**What you have to do**
Determine which lines of the records include the word "segurança", and copy them.

── Records provided

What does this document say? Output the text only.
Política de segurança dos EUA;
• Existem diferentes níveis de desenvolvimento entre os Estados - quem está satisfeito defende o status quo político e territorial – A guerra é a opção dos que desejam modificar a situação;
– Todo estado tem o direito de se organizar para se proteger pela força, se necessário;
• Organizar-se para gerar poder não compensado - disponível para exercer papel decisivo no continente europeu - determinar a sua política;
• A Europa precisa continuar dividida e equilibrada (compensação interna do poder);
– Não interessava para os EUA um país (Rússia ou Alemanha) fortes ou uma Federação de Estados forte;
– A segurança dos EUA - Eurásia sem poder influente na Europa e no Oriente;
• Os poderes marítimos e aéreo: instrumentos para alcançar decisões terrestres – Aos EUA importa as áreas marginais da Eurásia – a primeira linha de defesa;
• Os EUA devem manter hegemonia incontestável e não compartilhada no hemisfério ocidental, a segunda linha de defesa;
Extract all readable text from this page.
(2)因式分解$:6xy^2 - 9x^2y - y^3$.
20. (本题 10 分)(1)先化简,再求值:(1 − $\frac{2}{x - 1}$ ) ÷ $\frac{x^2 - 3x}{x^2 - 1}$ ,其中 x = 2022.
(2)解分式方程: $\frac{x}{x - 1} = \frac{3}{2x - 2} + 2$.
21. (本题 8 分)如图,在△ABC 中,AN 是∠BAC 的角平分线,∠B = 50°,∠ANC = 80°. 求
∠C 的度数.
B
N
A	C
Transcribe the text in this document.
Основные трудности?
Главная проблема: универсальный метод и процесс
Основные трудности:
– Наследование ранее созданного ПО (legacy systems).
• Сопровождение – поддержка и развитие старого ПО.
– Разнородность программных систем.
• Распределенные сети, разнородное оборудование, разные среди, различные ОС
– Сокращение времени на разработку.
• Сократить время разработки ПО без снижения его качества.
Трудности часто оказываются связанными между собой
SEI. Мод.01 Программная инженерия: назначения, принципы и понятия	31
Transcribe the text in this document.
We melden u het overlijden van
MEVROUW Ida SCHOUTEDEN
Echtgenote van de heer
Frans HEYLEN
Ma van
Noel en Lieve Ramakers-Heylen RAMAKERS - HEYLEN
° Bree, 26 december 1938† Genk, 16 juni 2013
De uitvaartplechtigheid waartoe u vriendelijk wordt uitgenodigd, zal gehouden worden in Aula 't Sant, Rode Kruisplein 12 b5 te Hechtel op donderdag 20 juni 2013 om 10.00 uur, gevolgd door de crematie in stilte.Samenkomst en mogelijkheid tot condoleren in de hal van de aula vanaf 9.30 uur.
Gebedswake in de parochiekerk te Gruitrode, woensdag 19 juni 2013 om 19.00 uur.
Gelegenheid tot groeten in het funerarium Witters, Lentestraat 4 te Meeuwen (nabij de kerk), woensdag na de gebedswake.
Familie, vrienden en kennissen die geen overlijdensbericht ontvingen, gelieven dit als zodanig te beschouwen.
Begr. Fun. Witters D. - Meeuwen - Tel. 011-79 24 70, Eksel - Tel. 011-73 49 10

────

**The reply**
Política de segurança dos EUA;
– A segurança dos EUA - Eurásia sem poder influente na Europa e no Oriente;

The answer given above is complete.